[Dataset listings of figures]
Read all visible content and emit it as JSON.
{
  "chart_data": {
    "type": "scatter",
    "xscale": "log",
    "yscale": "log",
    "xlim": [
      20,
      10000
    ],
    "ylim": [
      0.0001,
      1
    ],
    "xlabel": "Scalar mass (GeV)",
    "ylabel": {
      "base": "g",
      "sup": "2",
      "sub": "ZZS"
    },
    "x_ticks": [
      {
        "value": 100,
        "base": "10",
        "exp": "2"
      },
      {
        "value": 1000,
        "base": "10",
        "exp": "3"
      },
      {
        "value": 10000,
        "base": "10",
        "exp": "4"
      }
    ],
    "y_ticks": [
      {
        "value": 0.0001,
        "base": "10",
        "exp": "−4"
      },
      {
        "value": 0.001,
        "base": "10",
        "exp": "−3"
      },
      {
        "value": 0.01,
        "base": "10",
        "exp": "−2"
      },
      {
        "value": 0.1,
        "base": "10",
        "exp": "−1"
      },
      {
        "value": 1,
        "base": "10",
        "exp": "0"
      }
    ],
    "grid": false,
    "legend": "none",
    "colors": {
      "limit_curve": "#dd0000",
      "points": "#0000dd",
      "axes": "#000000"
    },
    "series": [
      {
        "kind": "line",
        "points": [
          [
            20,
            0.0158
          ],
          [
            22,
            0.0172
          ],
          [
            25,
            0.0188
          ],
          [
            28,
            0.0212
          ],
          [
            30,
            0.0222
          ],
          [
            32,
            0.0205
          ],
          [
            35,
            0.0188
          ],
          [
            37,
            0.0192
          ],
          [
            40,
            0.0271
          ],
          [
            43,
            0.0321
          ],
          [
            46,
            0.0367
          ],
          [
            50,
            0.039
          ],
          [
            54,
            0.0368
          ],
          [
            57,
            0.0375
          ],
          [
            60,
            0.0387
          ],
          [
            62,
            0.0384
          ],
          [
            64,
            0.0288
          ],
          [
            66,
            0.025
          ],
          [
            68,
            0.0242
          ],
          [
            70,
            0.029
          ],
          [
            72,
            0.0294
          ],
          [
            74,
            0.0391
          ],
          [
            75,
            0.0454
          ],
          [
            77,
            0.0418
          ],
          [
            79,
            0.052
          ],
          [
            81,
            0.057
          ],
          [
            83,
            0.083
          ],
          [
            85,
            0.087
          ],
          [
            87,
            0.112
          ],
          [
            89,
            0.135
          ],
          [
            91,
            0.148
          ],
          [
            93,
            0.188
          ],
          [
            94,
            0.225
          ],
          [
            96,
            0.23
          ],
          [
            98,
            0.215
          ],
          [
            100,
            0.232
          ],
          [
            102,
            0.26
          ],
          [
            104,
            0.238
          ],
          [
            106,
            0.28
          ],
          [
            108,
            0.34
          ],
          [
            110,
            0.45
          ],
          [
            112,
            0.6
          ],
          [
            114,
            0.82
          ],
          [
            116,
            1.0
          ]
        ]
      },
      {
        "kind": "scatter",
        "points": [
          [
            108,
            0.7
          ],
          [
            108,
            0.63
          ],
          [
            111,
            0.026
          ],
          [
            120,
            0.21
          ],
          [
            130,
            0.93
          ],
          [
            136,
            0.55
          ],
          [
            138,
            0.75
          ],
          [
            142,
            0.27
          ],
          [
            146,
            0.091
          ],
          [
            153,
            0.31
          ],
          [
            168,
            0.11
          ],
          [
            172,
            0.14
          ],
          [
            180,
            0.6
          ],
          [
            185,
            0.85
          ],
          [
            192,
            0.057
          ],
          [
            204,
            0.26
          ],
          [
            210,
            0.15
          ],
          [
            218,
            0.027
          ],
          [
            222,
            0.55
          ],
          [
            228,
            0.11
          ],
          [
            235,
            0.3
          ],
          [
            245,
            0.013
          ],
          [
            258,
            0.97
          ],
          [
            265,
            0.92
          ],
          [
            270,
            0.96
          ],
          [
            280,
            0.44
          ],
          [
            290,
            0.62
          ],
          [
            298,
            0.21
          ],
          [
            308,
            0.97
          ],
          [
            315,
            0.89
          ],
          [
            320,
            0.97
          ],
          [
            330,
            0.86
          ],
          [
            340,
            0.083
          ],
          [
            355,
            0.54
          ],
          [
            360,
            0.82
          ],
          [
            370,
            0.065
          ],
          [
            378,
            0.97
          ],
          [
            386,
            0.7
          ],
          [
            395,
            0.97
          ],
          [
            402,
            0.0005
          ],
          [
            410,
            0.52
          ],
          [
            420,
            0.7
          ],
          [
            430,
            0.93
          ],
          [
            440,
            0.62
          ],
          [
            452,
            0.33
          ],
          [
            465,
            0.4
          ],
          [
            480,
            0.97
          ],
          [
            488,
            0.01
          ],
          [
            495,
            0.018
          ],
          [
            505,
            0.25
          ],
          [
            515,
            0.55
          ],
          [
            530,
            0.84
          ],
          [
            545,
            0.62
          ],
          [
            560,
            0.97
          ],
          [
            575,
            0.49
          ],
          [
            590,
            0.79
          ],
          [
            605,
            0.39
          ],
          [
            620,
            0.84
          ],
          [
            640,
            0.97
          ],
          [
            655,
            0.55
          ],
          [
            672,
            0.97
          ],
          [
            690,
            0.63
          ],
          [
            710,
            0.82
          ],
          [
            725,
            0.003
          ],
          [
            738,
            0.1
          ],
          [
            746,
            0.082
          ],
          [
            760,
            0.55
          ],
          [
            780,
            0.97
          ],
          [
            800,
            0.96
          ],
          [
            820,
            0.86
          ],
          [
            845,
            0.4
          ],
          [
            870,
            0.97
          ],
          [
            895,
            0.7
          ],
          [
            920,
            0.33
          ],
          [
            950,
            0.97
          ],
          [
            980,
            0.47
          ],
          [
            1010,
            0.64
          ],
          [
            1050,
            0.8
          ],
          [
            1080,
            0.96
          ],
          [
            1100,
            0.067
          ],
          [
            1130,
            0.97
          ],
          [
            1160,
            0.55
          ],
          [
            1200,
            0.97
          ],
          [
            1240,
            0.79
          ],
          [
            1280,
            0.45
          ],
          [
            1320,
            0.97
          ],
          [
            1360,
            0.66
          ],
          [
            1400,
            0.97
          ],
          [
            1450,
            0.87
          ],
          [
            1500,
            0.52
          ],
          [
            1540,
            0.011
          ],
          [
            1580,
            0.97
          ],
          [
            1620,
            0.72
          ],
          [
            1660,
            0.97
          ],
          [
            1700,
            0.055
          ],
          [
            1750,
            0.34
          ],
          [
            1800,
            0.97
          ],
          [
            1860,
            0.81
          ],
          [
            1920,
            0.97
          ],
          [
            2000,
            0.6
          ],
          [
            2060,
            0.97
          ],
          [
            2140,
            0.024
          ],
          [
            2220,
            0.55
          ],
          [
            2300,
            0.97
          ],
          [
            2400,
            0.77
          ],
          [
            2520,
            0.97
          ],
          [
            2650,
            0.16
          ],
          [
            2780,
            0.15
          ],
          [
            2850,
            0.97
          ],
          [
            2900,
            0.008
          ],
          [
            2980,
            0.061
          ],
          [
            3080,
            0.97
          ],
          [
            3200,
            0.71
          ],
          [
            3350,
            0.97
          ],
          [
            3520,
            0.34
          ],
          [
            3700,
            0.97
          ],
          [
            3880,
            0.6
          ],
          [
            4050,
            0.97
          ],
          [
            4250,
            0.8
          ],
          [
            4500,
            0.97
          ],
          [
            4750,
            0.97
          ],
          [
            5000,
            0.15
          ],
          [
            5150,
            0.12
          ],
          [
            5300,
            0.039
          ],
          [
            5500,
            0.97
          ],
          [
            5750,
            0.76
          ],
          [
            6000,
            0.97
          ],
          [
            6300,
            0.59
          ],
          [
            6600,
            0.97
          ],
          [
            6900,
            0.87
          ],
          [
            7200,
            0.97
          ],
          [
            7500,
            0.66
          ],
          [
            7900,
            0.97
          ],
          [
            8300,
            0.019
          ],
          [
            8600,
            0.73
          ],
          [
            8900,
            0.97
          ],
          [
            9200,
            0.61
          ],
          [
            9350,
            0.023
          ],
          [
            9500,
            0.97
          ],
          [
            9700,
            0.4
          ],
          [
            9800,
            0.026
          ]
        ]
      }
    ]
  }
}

§ **GIVEN TASK**: Check each line of the entries above for the word "value". List the ones that have it.

§ **REPLY TO THE EXERCISE**:
        "value": 100,
        "value": 1000,
        "value": 10000,
        "value": 0.0001,
        "value": 0.001,
        "value": 0.01,
        "value": 0.1,
        "value": 1,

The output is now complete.